** Start of DATASET RECORDS **

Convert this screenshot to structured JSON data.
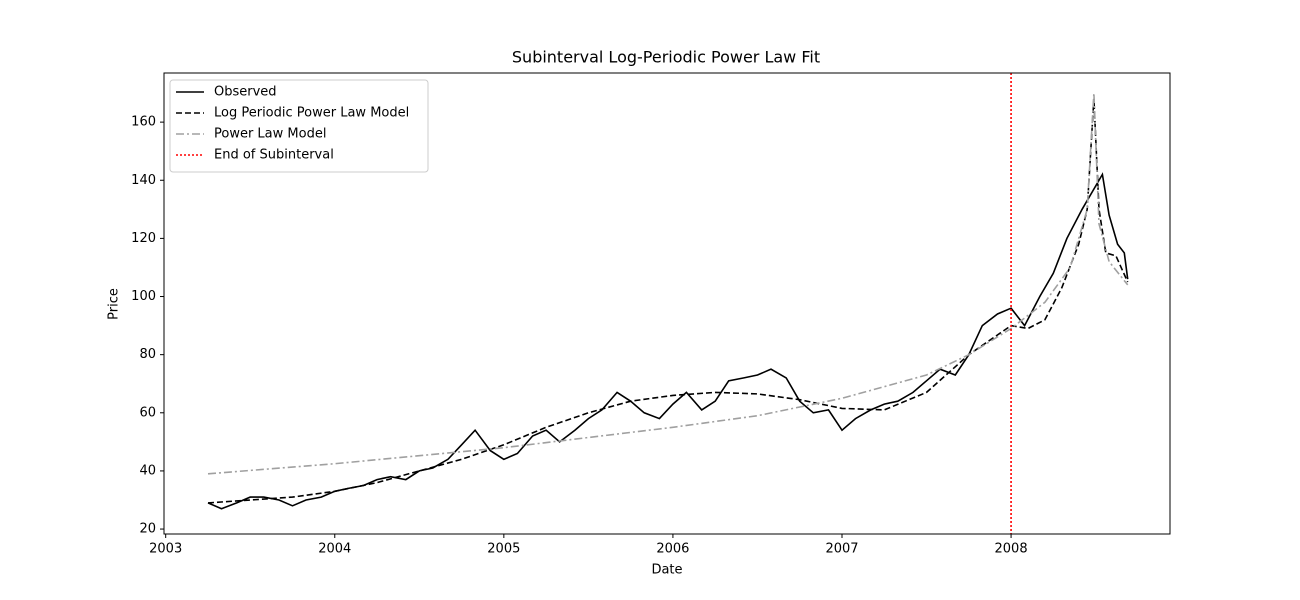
{
  "chart_data": {
    "type": "line",
    "title": "Subinterval Log-Periodic Power Law Fit",
    "xlabel": "Date",
    "ylabel": "Price",
    "xlim": [
      2002.99,
      2008.94
    ],
    "xticks": [
      2003,
      2004,
      2005,
      2006,
      2007,
      2008
    ],
    "ylim": [
      18.3,
      176.9
    ],
    "yticks": [
      20,
      40,
      60,
      80,
      100,
      120,
      140,
      160
    ],
    "legend": "upper left",
    "grid": false,
    "series": [
      {
        "name": "Observed",
        "color": "#000000",
        "linestyle": "solid",
        "x": [
          2003.25,
          2003.33,
          2003.42,
          2003.5,
          2003.58,
          2003.67,
          2003.75,
          2003.83,
          2003.92,
          2004.0,
          2004.08,
          2004.17,
          2004.25,
          2004.33,
          2004.42,
          2004.5,
          2004.58,
          2004.67,
          2004.75,
          2004.83,
          2004.92,
          2005.0,
          2005.08,
          2005.17,
          2005.25,
          2005.33,
          2005.42,
          2005.5,
          2005.58,
          2005.67,
          2005.75,
          2005.83,
          2005.92,
          2006.0,
          2006.08,
          2006.17,
          2006.25,
          2006.33,
          2006.42,
          2006.5,
          2006.58,
          2006.67,
          2006.75,
          2006.83,
          2006.92,
          2007.0,
          2007.08,
          2007.17,
          2007.25,
          2007.33,
          2007.42,
          2007.5,
          2007.58,
          2007.67,
          2007.75,
          2007.83,
          2007.92,
          2008.0,
          2008.08,
          2008.17,
          2008.25,
          2008.33,
          2008.42,
          2008.5,
          2008.54,
          2008.58,
          2008.63,
          2008.67,
          2008.69
        ],
        "values": [
          29,
          27,
          29,
          31,
          31,
          30,
          28,
          30,
          31,
          33,
          34,
          35,
          37,
          38,
          37,
          40,
          41,
          44,
          49,
          54,
          47,
          44,
          46,
          52,
          54,
          50,
          54,
          58,
          61,
          67,
          64,
          60,
          58,
          63,
          67,
          61,
          64,
          71,
          72,
          73,
          75,
          72,
          64,
          60,
          61,
          54,
          58,
          61,
          63,
          64,
          67,
          71,
          75,
          73,
          80,
          90,
          94,
          96,
          90,
          100,
          108,
          120,
          130,
          138,
          142,
          128,
          118,
          115,
          106
        ]
      },
      {
        "name": "Log Periodic Power Law Model",
        "color": "#000000",
        "linestyle": "dashed",
        "x": [
          2003.25,
          2003.5,
          2003.75,
          2004.0,
          2004.25,
          2004.5,
          2004.75,
          2005.0,
          2005.25,
          2005.5,
          2005.75,
          2006.0,
          2006.25,
          2006.5,
          2006.75,
          2007.0,
          2007.25,
          2007.5,
          2007.75,
          2008.0,
          2008.1,
          2008.2,
          2008.3,
          2008.4,
          2008.45,
          2008.49,
          2008.52,
          2008.56,
          2008.62,
          2008.69
        ],
        "values": [
          29,
          30,
          31,
          33,
          36,
          40,
          44,
          49,
          55,
          60,
          64,
          66,
          67,
          66.5,
          64.5,
          61.5,
          61,
          67,
          80,
          90,
          89,
          92,
          103,
          118,
          130,
          168,
          130,
          115,
          114,
          105
        ]
      },
      {
        "name": "Power Law Model",
        "color": "#a0a0a0",
        "linestyle": "dashdot",
        "x": [
          2003.25,
          2004.0,
          2005.0,
          2006.0,
          2006.5,
          2007.0,
          2007.5,
          2007.75,
          2008.0,
          2008.2,
          2008.35,
          2008.45,
          2008.49,
          2008.52,
          2008.58,
          2008.69
        ],
        "values": [
          39,
          42.5,
          48,
          55,
          59,
          65,
          73,
          80,
          89,
          98,
          110,
          130,
          170,
          125,
          112,
          104
        ]
      }
    ],
    "vlines": [
      {
        "name": "End of Subinterval",
        "color": "#ff0000",
        "linestyle": "dotted",
        "x": 2008
      }
    ]
  }
}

** End of DATASET RECORDS **

[SHORT PROBLEM]
In the copy, include no pictures; restate the listing above exactly.

[SOLUTION BELOW]
Convert this screenshot to structured JSON data.
{
  "chart_data": {
    "type": "line",
    "title": "Subinterval Log-Periodic Power Law Fit",
    "xlabel": "Date",
    "ylabel": "Price",
    "xlim": [
      2002.99,
      2008.94
    ],
    "xticks": [
      2003,
      2004,
      2005,
      2006,
      2007,
      2008
    ],
    "ylim": [
      18.3,
      176.9
    ],
    "yticks": [
      20,
      40,
      60,
      80,
      100,
      120,
      140,
      160
    ],
    "legend": "upper left",
    "grid": false,
    "series": [
      {
        "name": "Observed",
        "color": "#000000",
        "linestyle": "solid",
        "x": [
          2003.25,
          2003.33,
          2003.42,
          2003.5,
          2003.58,
          2003.67,
          2003.75,
          2003.83,
          2003.92,
          2004.0,
          2004.08,
          2004.17,
          2004.25,
          2004.33,
          2004.42,
          2004.5,
          2004.58,
          2004.67,
          2004.75,
          2004.83,
          2004.92,
          2005.0,
          2005.08,
          2005.17,
          2005.25,
          2005.33,
          2005.42,
          2005.5,
          2005.58,
          2005.67,
          2005.75,
          2005.83,
          2005.92,
          2006.0,
          2006.08,
          2006.17,
          2006.25,
          2006.33,
          2006.42,
          2006.5,
          2006.58,
          2006.67,
          2006.75,
          2006.83,
          2006.92,
          2007.0,
          2007.08,
          2007.17,
          2007.25,
          2007.33,
          2007.42,
          2007.5,
          2007.58,
          2007.67,
          2007.75,
          2007.83,
          2007.92,
          2008.0,
          2008.08,
          2008.17,
          2008.25,
          2008.33,
          2008.42,
          2008.5,
          2008.54,
          2008.58,
          2008.63,
          2008.67,
          2008.69
        ],
        "values": [
          29,
          27,
          29,
          31,
          31,
          30,
          28,
          30,
          31,
          33,
          34,
          35,
          37,
          38,
          37,
          40,
          41,
          44,
          49,
          54,
          47,
          44,
          46,
          52,
          54,
          50,
          54,
          58,
          61,
          67,
          64,
          60,
          58,
          63,
          67,
          61,
          64,
          71,
          72,
          73,
          75,
          72,
          64,
          60,
          61,
          54,
          58,
          61,
          63,
          64,
          67,
          71,
          75,
          73,
          80,
          90,
          94,
          96,
          90,
          100,
          108,
          120,
          130,
          138,
          142,
          128,
          118,
          115,
          106
        ]
      },
      {
        "name": "Log Periodic Power Law Model",
        "color": "#000000",
        "linestyle": "dashed",
        "x": [
          2003.25,
          2003.5,
          2003.75,
          2004.0,
          2004.25,
          2004.5,
          2004.75,
          2005.0,
          2005.25,
          2005.5,
          2005.75,
          2006.0,
          2006.25,
          2006.5,
          2006.75,
          2007.0,
          2007.25,
          2007.5,
          2007.75,
          2008.0,
          2008.1,
          2008.2,
          2008.3,
          2008.4,
          2008.45,
          2008.49,
          2008.52,
          2008.56,
          2008.62,
          2008.69
        ],
        "values": [
          29,
          30,
          31,
          33,
          36,
          40,
          44,
          49,
          55,
          60,
          64,
          66,
          67,
          66.5,
          64.5,
          61.5,
          61,
          67,
          80,
          90,
          89,
          92,
          103,
          118,
          130,
          168,
          130,
          115,
          114,
          105
        ]
      },
      {
        "name": "Power Law Model",
        "color": "#a0a0a0",
        "linestyle": "dashdot",
        "x": [
          2003.25,
          2004.0,
          2005.0,
          2006.0,
          2006.5,
          2007.0,
          2007.5,
          2007.75,
          2008.0,
          2008.2,
          2008.35,
          2008.45,
          2008.49,
          2008.52,
          2008.58,
          2008.69
        ],
        "values": [
          39,
          42.5,
          48,
          55,
          59,
          65,
          73,
          80,
          89,
          98,
          110,
          130,
          170,
          125,
          112,
          104
        ]
      }
    ],
    "vlines": [
      {
        "name": "End of Subinterval",
        "color": "#ff0000",
        "linestyle": "dotted",
        "x": 2008
      }
    ]
  }
}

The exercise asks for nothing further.